GIVEN TASK: Quote every line of the material beneath this one.

STORED DATA:
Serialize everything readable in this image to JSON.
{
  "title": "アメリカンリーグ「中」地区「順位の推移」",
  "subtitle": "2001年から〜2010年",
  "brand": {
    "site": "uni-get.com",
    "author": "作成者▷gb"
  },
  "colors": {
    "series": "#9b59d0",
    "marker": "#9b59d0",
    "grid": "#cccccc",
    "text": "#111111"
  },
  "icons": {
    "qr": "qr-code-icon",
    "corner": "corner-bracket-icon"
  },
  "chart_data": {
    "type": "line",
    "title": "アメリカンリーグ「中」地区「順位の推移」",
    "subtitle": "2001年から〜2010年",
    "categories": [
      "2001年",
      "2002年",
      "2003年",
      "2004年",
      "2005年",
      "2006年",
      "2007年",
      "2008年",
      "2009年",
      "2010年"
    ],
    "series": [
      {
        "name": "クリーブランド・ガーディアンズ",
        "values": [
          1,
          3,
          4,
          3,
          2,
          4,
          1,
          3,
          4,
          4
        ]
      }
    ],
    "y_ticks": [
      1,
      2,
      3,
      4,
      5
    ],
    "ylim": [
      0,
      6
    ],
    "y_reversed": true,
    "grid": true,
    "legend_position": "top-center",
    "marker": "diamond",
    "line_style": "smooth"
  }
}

RESULT OF THIS EXERCISE:
Serialize everything readable in this image to JSON.
{
  "title": "アメリカンリーグ「中」地区「順位の推移」",
  "subtitle": "2001年から〜2010年",
  "brand": {
    "site": "uni-get.com",
    "author": "作成者▷gb"
  },
  "colors": {
    "series": "#9b59d0",
    "marker": "#9b59d0",
    "grid": "#cccccc",
    "text": "#111111"
  },
  "icons": {
    "qr": "qr-code-icon",
    "corner": "corner-bracket-icon"
  },
  "chart_data": {
    "type": "line",
    "title": "アメリカンリーグ「中」地区「順位の推移」",
    "subtitle": "2001年から〜2010年",
    "categories": [
      "2001年",
      "2002年",
      "2003年",
      "2004年",
      "2005年",
      "2006年",
      "2007年",
      "2008年",
      "2009年",
      "2010年"
    ],
    "series": [
      {
        "name": "クリーブランド・ガーディアンズ",
        "values": [
          1,
          3,
          4,
          3,
          2,
          4,
          1,
          3,
          4,
          4
        ]
      }
    ],
    "y_ticks": [
      1,
      2,
      3,
      4,
      5
    ],
    "ylim": [
      0,
      6
    ],
    "y_reversed": true,
    "grid": true,
    "legend_position": "top-center",
    "marker": "diamond",
    "line_style": "smooth"
  }
}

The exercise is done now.